TASK GOAL: Extract every line of the material that holds the string "well".
------------
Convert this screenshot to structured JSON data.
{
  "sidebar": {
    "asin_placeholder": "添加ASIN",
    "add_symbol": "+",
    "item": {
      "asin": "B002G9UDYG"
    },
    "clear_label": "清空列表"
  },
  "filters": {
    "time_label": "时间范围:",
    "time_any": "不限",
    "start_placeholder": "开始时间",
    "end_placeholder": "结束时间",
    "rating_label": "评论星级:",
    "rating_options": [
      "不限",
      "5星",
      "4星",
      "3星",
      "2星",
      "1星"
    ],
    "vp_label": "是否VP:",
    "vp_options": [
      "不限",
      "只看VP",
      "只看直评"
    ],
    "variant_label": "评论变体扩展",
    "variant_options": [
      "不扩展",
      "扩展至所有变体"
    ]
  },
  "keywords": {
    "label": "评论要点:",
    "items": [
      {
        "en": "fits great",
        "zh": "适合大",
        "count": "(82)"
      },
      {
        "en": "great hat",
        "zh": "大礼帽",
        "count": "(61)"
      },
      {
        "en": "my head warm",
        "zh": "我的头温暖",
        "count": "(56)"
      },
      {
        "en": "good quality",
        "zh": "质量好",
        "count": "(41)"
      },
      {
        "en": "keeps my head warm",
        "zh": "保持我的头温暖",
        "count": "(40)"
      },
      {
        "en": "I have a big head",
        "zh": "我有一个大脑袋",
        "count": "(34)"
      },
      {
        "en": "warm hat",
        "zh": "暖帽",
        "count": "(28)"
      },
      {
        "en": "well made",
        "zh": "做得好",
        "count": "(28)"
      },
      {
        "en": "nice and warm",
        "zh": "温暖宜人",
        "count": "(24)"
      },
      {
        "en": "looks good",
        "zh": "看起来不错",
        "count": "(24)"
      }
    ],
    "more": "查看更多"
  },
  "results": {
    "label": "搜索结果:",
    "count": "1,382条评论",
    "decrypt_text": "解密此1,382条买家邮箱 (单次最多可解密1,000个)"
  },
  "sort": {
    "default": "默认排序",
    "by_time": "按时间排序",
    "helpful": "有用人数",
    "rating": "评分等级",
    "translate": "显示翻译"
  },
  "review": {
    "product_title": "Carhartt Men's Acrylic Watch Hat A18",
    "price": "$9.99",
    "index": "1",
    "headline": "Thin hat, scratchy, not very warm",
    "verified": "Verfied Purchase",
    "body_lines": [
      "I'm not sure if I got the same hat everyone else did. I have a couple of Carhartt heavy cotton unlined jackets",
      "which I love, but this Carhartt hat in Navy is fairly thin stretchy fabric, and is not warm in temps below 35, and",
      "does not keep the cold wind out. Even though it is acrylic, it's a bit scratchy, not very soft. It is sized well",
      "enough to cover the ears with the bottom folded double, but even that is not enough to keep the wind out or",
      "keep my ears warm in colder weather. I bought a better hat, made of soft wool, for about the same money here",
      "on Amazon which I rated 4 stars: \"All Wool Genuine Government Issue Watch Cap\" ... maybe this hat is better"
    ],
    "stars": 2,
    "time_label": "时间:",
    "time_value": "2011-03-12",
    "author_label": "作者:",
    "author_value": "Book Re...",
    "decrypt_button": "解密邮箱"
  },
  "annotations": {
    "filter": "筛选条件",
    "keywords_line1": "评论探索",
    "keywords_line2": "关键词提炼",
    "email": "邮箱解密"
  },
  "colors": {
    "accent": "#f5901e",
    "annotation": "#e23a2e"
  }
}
------------
SOLUTION TO THIS EXERCISE:
        "en": "well made",
      "does not keep the cold wind out. Even though it is acrylic, it's a bit scratchy, not very soft. It is sized well",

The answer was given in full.